■ To do ■
Copy every line of the entries below verbatim, leaving out the picture.

Item position entries:
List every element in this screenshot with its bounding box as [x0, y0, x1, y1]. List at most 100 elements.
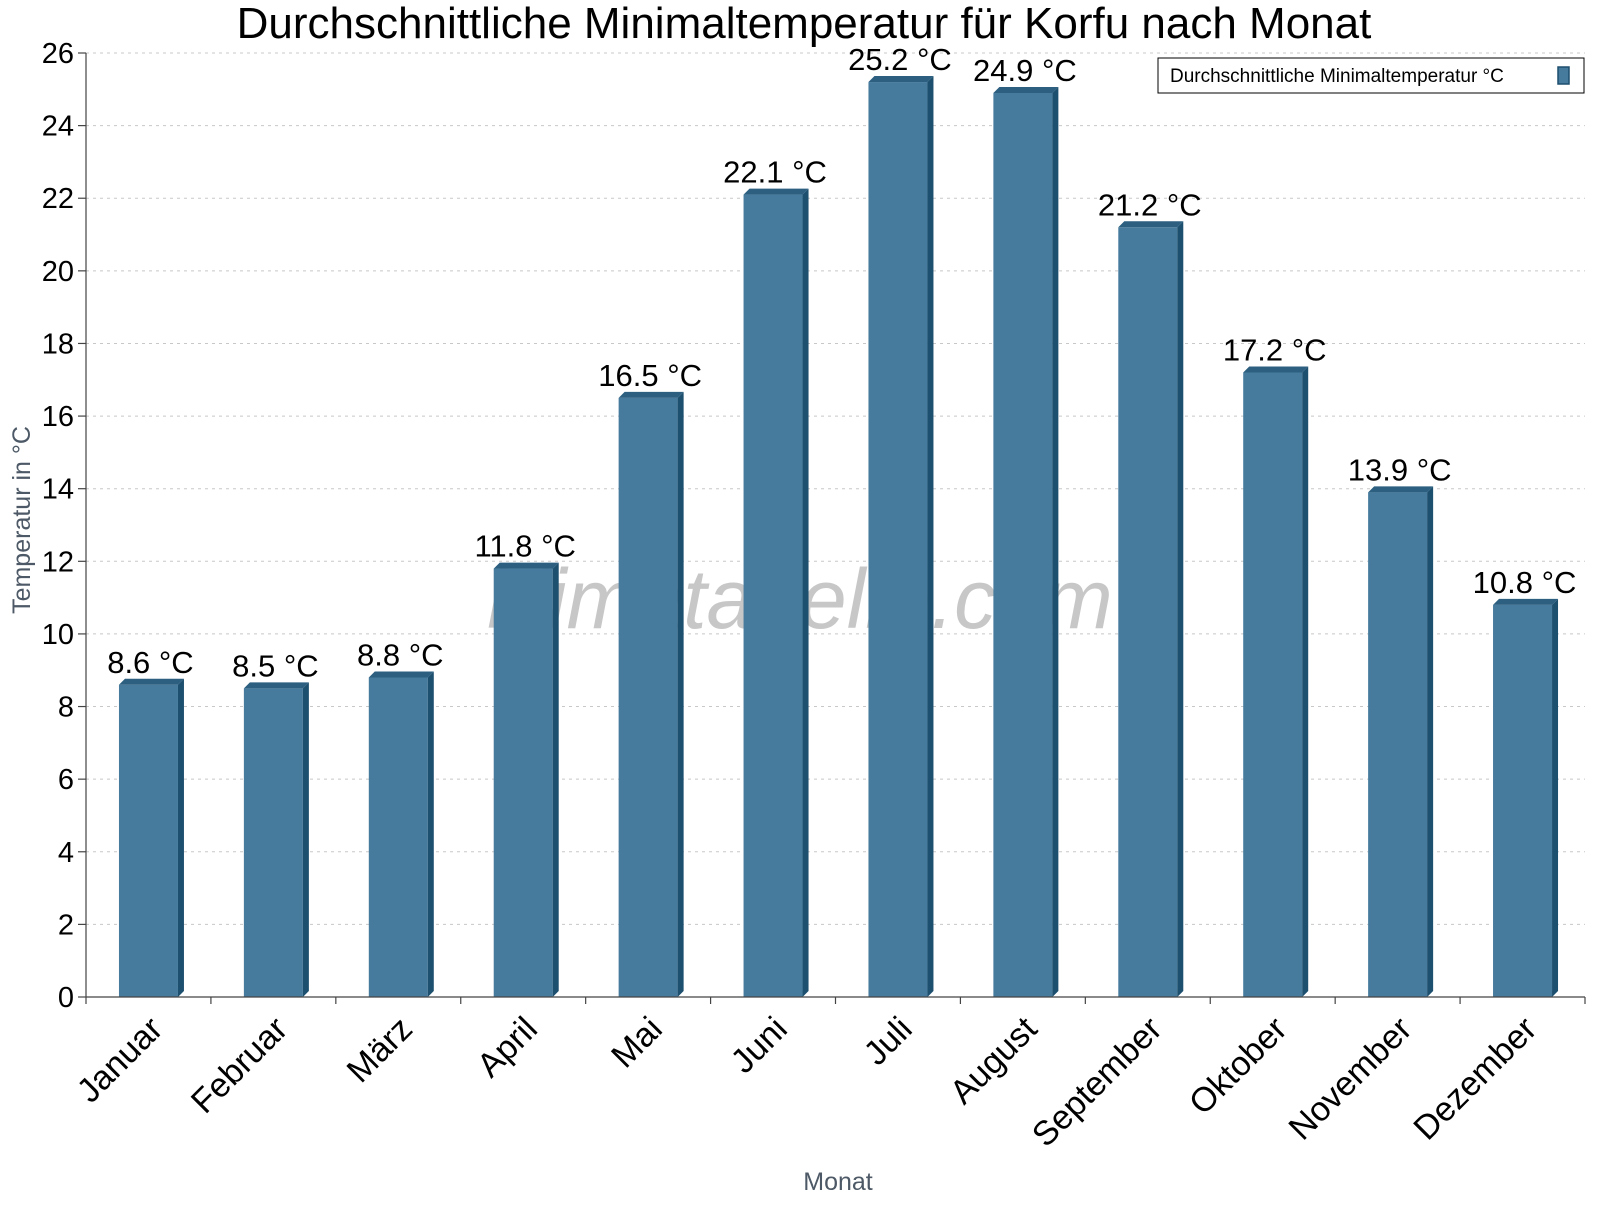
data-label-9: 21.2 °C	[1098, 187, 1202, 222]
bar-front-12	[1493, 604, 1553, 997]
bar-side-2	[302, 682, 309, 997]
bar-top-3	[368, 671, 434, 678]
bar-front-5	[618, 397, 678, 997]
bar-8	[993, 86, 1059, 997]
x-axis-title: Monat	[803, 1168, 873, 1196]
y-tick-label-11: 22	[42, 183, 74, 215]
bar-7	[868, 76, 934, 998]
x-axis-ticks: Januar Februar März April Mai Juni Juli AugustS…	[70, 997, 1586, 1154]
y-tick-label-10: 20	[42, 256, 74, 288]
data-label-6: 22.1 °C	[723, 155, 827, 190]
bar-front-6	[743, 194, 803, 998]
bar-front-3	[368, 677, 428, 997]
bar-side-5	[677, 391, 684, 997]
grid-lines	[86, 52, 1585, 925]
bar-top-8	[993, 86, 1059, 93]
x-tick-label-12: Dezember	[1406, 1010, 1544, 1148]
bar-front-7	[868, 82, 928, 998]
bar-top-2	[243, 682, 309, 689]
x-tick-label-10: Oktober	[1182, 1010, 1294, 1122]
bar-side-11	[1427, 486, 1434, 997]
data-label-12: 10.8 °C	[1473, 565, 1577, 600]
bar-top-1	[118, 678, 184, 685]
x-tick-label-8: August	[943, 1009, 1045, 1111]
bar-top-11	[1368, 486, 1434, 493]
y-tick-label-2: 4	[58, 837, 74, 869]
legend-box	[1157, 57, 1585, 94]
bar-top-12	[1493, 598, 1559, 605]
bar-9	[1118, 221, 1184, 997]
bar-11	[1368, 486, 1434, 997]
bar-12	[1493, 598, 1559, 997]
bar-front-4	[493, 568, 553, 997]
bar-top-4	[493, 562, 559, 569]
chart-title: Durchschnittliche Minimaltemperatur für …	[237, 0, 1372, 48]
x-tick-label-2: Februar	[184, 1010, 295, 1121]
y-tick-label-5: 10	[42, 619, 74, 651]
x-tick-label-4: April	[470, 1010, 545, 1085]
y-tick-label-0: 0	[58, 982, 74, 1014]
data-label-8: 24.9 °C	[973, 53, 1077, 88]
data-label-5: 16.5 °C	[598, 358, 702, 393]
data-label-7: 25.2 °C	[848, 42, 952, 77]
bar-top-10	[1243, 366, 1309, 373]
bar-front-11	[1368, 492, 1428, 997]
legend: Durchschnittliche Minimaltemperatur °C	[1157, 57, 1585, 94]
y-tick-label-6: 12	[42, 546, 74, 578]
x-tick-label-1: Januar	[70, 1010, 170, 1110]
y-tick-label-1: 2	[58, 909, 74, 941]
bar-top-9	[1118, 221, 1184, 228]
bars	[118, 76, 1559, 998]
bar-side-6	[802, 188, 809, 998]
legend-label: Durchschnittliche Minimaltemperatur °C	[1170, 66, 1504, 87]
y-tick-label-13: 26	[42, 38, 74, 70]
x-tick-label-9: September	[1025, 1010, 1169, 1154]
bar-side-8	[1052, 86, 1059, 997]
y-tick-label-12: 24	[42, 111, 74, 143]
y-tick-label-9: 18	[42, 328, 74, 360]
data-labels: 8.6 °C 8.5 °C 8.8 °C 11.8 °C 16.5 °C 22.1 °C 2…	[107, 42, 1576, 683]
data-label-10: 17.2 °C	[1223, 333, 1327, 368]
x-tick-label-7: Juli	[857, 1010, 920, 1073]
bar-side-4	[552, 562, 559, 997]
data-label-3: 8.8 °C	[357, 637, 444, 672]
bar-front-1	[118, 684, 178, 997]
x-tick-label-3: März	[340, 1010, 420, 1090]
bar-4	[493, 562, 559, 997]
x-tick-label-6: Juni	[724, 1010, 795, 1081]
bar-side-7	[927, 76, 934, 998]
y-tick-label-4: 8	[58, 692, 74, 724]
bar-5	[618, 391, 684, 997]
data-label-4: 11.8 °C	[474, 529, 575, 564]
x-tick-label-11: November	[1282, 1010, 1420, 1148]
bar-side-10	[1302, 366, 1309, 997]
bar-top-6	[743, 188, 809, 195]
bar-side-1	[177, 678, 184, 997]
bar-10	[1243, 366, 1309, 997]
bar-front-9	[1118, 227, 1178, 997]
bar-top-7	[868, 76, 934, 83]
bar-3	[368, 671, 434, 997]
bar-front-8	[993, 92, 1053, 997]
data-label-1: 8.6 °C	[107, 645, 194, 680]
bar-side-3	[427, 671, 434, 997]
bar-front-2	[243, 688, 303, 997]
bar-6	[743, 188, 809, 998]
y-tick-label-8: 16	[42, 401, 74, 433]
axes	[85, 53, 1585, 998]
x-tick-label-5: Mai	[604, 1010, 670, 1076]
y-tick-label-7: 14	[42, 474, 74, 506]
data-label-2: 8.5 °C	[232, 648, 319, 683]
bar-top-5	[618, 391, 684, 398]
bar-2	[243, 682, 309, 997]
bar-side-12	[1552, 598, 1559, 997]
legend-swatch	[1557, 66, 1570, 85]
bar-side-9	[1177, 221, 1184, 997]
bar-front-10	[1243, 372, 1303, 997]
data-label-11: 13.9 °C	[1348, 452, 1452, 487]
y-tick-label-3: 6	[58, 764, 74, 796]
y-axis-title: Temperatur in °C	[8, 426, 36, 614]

■ Response to this task ■
List every element in this screenshot with its bounding box as [x0, y0, x1, y1]. List at most 100 elements.
data-label-9: 21.2 °C	[1098, 187, 1202, 222]
bar-front-12	[1493, 604, 1553, 997]
bar-side-2	[302, 682, 309, 997]
bar-top-3	[368, 671, 434, 678]
bar-front-5	[618, 397, 678, 997]
bar-8	[993, 86, 1059, 997]
x-axis-title: Monat	[803, 1168, 873, 1196]
y-tick-label-11: 22	[42, 183, 74, 215]
bar-7	[868, 76, 934, 998]
x-axis-ticks: Januar Februar März April Mai Juni Juli AugustS…	[70, 997, 1586, 1154]
y-tick-label-10: 20	[42, 256, 74, 288]
data-label-6: 22.1 °C	[723, 155, 827, 190]
bar-front-6	[743, 194, 803, 998]
bar-front-3	[368, 677, 428, 997]
bar-side-5	[677, 391, 684, 997]
grid-lines	[86, 52, 1585, 925]
bar-top-8	[993, 86, 1059, 93]
x-tick-label-12: Dezember	[1406, 1010, 1544, 1148]
bar-front-7	[868, 82, 928, 998]
bar-top-2	[243, 682, 309, 689]
x-tick-label-10: Oktober	[1182, 1010, 1294, 1122]
bar-side-11	[1427, 486, 1434, 997]
data-label-12: 10.8 °C	[1473, 565, 1577, 600]
bar-top-1	[118, 678, 184, 685]
x-tick-label-8: August	[943, 1009, 1045, 1111]
bar-top-11	[1368, 486, 1434, 493]
y-tick-label-2: 4	[58, 837, 74, 869]
legend-box	[1157, 57, 1585, 94]
bar-top-12	[1493, 598, 1559, 605]
bar-9	[1118, 221, 1184, 997]
bar-11	[1368, 486, 1434, 997]
bar-12	[1493, 598, 1559, 997]
bar-front-4	[493, 568, 553, 997]
bar-top-4	[493, 562, 559, 569]
chart-title: Durchschnittliche Minimaltemperatur für …	[237, 0, 1372, 48]
x-tick-label-2: Februar	[184, 1010, 295, 1121]
y-tick-label-5: 10	[42, 619, 74, 651]
x-tick-label-4: April	[470, 1010, 545, 1085]
y-tick-label-0: 0	[58, 982, 74, 1014]
data-label-8: 24.9 °C	[973, 53, 1077, 88]
data-label-5: 16.5 °C	[598, 358, 702, 393]
data-label-7: 25.2 °C	[848, 42, 952, 77]
bar-top-10	[1243, 366, 1309, 373]
bar-front-11	[1368, 492, 1428, 997]
legend: Durchschnittliche Minimaltemperatur °C	[1157, 57, 1585, 94]
y-tick-label-6: 12	[42, 546, 74, 578]
x-tick-label-1: Januar	[70, 1010, 170, 1110]
y-tick-label-1: 2	[58, 909, 74, 941]
bar-top-9	[1118, 221, 1184, 228]
bars	[118, 76, 1559, 998]
bar-side-6	[802, 188, 809, 998]
legend-label: Durchschnittliche Minimaltemperatur °C	[1170, 66, 1504, 87]
y-tick-label-13: 26	[42, 38, 74, 70]
x-tick-label-9: September	[1025, 1010, 1169, 1154]
bar-side-8	[1052, 86, 1059, 997]
y-tick-label-12: 24	[42, 111, 74, 143]
y-tick-label-9: 18	[42, 328, 74, 360]
data-labels: 8.6 °C 8.5 °C 8.8 °C 11.8 °C 16.5 °C 22.1 °C 2…	[107, 42, 1576, 683]
data-label-10: 17.2 °C	[1223, 333, 1327, 368]
x-tick-label-7: Juli	[857, 1010, 920, 1073]
bar-side-4	[552, 562, 559, 997]
data-label-3: 8.8 °C	[357, 637, 444, 672]
bar-front-1	[118, 684, 178, 997]
x-tick-label-3: März	[340, 1010, 420, 1090]
bar-4	[493, 562, 559, 997]
x-tick-label-6: Juni	[724, 1010, 795, 1081]
bar-side-7	[927, 76, 934, 998]
y-tick-label-4: 8	[58, 692, 74, 724]
bar-5	[618, 391, 684, 997]
data-label-4: 11.8 °C	[474, 529, 575, 564]
x-tick-label-11: November	[1282, 1010, 1420, 1148]
bar-side-10	[1302, 366, 1309, 997]
bar-top-6	[743, 188, 809, 195]
bar-side-1	[177, 678, 184, 997]
bar-10	[1243, 366, 1309, 997]
bar-front-9	[1118, 227, 1178, 997]
bar-top-7	[868, 76, 934, 83]
bar-3	[368, 671, 434, 997]
bar-front-8	[993, 92, 1053, 997]
data-label-1: 8.6 °C	[107, 645, 194, 680]
bar-side-3	[427, 671, 434, 997]
bar-front-2	[243, 688, 303, 997]
bar-6	[743, 188, 809, 998]
y-tick-label-8: 16	[42, 401, 74, 433]
axes	[85, 53, 1585, 998]
x-tick-label-5: Mai	[604, 1010, 670, 1076]
y-tick-label-7: 14	[42, 474, 74, 506]
data-label-2: 8.5 °C	[232, 648, 319, 683]
bar-top-5	[618, 391, 684, 398]
bar-2	[243, 682, 309, 997]
bar-side-12	[1552, 598, 1559, 997]
legend-swatch	[1557, 66, 1570, 85]
bar-side-9	[1177, 221, 1184, 997]
bar-front-10	[1243, 372, 1303, 997]
data-label-11: 13.9 °C	[1348, 452, 1452, 487]
y-tick-label-3: 6	[58, 764, 74, 796]
y-axis-title: Temperatur in °C	[8, 426, 36, 614]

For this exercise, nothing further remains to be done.